**Work to do:** Find the number of lines in these records where the word "Nazia" appears. Reply with that number and nothing more.

**Dataset records:**
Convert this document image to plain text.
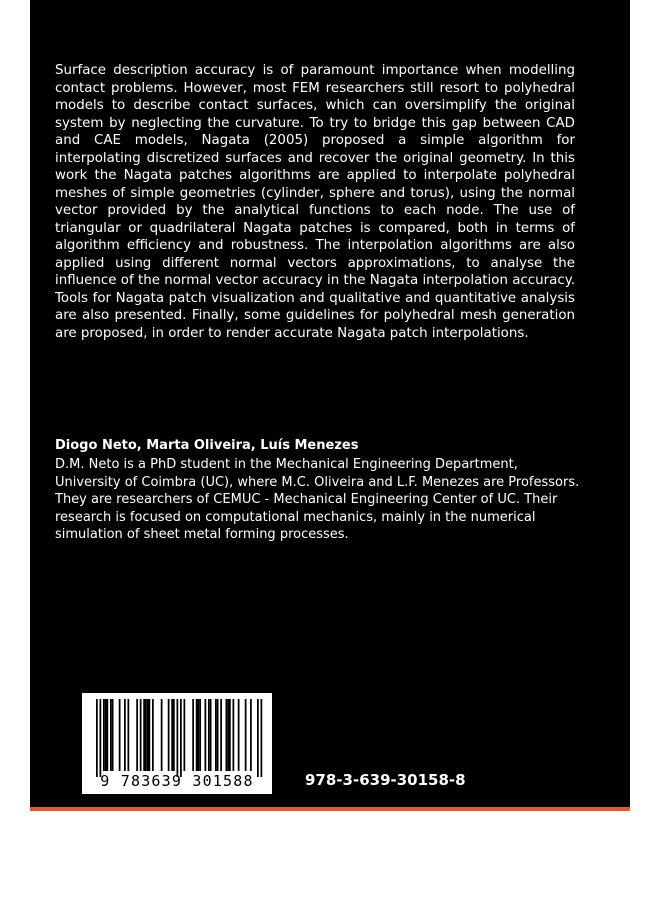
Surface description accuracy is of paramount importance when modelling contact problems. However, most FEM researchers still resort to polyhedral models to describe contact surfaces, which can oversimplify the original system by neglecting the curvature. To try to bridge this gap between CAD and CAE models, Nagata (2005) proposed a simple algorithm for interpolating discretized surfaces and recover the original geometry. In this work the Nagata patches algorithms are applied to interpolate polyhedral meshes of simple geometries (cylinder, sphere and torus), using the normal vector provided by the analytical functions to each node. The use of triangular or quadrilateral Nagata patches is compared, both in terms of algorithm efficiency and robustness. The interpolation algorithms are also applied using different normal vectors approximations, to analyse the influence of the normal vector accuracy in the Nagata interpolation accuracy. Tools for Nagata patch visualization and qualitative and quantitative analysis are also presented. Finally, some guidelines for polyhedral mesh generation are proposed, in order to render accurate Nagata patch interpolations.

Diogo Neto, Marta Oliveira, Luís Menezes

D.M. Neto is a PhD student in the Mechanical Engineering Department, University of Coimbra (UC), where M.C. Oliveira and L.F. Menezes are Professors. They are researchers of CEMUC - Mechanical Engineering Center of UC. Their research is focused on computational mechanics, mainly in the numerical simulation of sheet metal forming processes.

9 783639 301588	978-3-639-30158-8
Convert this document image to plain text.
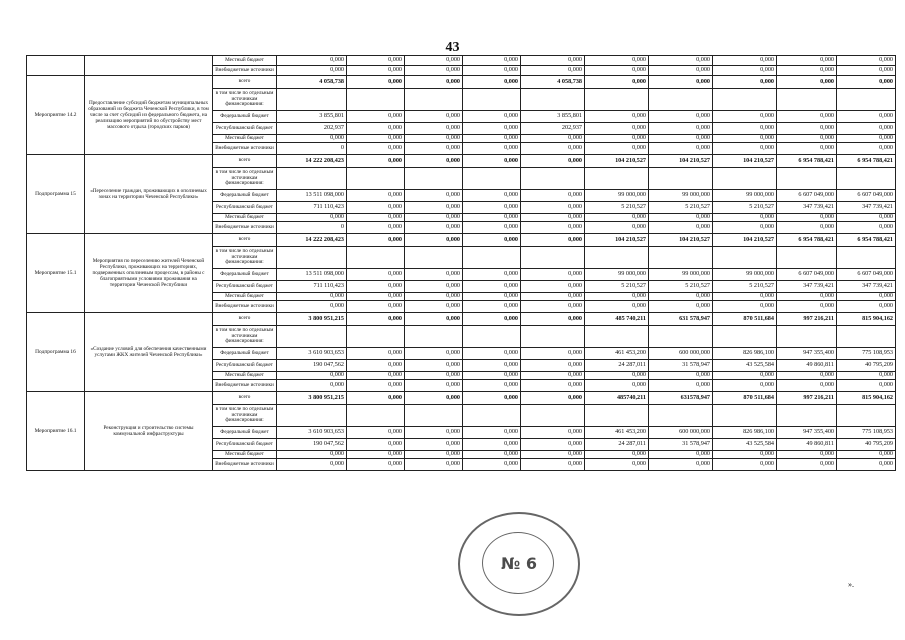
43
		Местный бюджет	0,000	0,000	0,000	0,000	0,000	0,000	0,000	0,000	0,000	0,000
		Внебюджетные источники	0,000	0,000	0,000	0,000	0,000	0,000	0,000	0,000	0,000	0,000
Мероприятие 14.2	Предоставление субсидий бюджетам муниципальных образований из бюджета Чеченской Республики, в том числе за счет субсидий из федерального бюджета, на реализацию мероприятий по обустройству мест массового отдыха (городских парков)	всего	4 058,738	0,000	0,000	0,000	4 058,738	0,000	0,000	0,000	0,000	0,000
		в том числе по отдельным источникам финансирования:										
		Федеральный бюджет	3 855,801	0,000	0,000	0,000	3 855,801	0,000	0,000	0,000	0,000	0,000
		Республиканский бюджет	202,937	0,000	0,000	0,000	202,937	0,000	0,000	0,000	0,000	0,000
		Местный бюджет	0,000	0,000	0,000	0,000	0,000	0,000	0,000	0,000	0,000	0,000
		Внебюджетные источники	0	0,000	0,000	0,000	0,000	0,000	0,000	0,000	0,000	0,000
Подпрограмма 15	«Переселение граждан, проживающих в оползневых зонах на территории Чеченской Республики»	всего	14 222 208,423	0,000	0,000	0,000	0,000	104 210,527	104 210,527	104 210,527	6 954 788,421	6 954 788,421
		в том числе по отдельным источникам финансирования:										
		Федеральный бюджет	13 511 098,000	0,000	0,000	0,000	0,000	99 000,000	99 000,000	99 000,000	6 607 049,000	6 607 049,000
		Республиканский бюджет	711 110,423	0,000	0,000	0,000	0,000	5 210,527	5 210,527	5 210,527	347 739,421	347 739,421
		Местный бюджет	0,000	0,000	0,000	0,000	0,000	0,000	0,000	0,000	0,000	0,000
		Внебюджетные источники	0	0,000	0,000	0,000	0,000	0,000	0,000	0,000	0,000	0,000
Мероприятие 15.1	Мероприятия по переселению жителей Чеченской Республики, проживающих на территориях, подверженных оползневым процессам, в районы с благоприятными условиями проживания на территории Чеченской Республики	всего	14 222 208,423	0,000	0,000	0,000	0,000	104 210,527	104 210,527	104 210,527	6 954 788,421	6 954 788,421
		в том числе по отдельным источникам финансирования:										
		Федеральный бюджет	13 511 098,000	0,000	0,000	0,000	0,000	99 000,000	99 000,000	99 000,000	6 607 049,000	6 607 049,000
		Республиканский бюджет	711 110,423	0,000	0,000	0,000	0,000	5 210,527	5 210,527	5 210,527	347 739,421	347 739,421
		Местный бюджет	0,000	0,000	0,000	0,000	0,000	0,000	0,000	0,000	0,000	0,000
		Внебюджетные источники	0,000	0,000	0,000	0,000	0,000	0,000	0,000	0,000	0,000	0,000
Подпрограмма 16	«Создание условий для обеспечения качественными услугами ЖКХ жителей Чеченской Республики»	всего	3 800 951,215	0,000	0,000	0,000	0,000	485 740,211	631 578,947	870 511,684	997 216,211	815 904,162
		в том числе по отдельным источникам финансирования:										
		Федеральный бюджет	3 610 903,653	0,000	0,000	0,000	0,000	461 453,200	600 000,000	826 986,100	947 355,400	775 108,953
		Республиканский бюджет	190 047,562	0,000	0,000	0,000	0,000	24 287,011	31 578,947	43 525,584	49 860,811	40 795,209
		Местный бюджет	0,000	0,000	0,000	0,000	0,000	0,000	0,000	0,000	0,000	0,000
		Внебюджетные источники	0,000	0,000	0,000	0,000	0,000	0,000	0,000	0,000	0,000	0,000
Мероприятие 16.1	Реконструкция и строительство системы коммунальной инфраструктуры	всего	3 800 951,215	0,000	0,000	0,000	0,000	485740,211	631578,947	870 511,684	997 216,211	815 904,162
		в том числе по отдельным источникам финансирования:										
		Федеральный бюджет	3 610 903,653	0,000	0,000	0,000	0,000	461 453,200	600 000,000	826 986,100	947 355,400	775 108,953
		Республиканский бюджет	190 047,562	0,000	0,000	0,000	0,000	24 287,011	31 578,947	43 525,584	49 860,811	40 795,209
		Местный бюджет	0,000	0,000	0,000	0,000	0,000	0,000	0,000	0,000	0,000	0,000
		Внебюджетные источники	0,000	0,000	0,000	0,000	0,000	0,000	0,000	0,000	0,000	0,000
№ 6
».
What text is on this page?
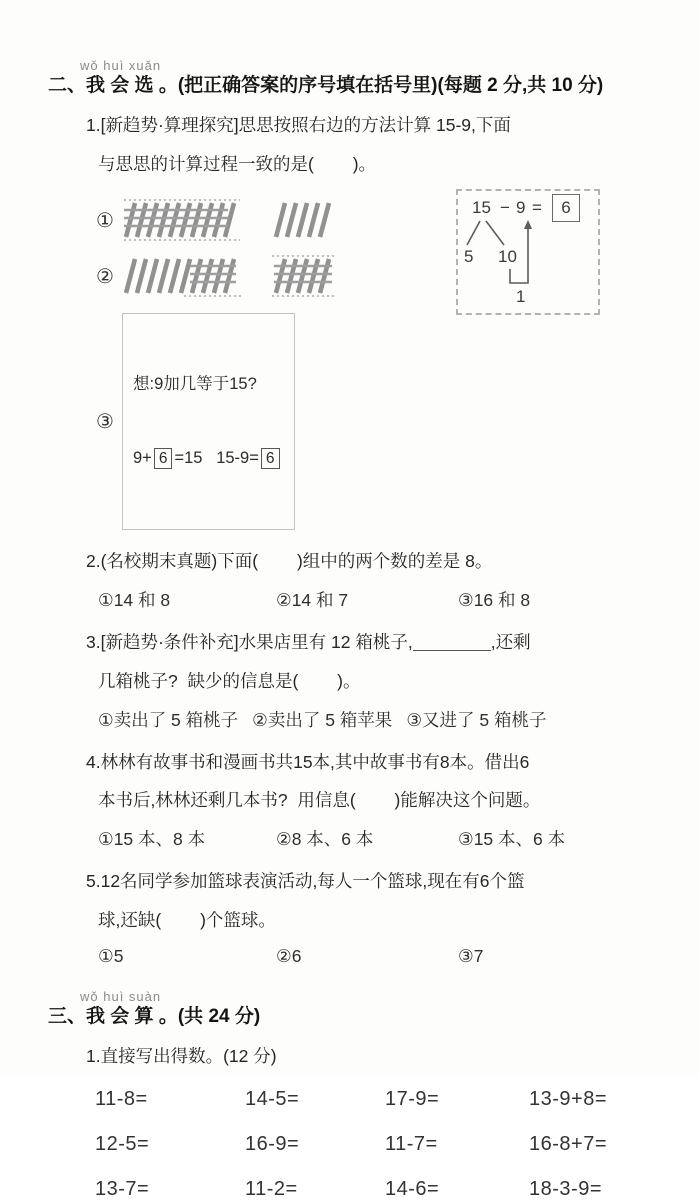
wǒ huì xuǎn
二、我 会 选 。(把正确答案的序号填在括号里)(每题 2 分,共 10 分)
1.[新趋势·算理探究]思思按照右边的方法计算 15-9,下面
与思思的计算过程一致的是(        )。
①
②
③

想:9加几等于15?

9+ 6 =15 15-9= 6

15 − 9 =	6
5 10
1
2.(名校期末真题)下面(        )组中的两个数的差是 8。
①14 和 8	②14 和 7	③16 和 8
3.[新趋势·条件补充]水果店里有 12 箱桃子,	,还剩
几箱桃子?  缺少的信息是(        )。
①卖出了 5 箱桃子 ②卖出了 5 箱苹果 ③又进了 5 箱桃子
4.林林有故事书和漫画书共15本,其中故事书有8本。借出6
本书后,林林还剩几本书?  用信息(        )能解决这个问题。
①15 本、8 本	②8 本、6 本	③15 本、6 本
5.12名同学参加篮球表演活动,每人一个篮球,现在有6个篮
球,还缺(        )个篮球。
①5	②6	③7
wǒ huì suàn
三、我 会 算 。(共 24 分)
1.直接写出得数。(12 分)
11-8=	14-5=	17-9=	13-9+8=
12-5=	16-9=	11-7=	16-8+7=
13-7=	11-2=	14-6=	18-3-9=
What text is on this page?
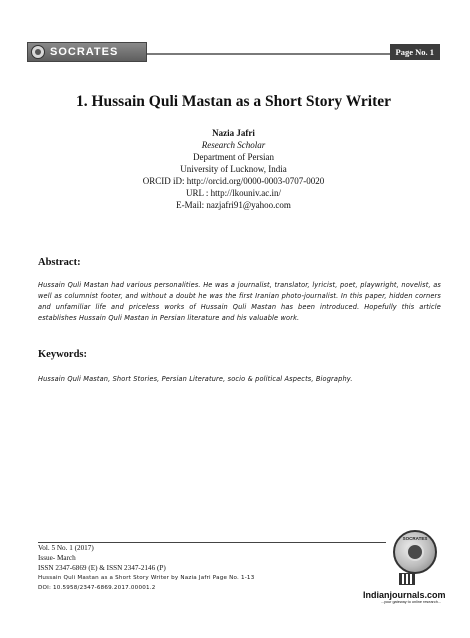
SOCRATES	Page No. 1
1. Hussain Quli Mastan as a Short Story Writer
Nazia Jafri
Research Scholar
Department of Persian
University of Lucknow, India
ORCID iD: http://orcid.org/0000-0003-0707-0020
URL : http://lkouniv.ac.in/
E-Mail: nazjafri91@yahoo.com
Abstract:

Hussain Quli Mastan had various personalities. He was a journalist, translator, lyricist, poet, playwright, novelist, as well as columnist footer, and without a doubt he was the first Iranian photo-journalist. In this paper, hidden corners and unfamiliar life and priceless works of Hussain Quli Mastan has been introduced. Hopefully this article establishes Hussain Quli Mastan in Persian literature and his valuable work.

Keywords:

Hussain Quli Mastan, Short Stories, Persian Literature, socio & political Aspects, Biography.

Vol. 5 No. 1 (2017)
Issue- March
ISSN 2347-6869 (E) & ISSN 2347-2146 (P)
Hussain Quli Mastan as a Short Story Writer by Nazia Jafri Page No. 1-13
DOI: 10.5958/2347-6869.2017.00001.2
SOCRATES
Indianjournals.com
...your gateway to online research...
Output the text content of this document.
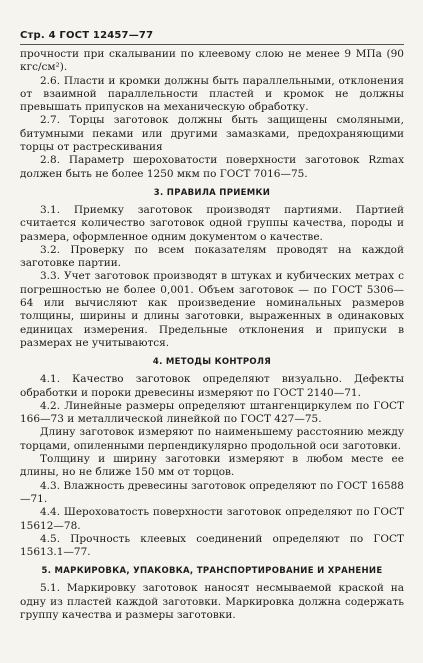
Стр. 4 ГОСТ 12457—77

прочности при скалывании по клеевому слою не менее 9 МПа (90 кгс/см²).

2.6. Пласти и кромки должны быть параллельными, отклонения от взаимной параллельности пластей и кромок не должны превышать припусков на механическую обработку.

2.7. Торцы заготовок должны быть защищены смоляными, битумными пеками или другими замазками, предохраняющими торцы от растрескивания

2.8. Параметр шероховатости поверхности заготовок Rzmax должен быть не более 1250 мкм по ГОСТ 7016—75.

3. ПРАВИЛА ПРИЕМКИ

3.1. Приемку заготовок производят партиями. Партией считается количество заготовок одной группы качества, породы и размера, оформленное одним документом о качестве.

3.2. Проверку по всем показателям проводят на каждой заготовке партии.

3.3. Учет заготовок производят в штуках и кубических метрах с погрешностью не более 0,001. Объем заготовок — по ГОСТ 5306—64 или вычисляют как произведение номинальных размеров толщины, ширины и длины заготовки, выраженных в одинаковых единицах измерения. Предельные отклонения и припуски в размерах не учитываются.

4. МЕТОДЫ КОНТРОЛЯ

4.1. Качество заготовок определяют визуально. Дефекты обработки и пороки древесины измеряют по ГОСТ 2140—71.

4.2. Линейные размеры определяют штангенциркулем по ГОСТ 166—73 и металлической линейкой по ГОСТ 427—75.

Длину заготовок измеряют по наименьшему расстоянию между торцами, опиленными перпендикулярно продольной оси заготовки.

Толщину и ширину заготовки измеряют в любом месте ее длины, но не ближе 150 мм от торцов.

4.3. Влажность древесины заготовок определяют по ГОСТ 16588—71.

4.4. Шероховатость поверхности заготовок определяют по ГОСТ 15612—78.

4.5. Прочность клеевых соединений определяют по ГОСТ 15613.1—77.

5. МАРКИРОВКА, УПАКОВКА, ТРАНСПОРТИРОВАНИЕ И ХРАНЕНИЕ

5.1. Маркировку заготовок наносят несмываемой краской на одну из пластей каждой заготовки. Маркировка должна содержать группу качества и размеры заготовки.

**Answer to this problem:** 2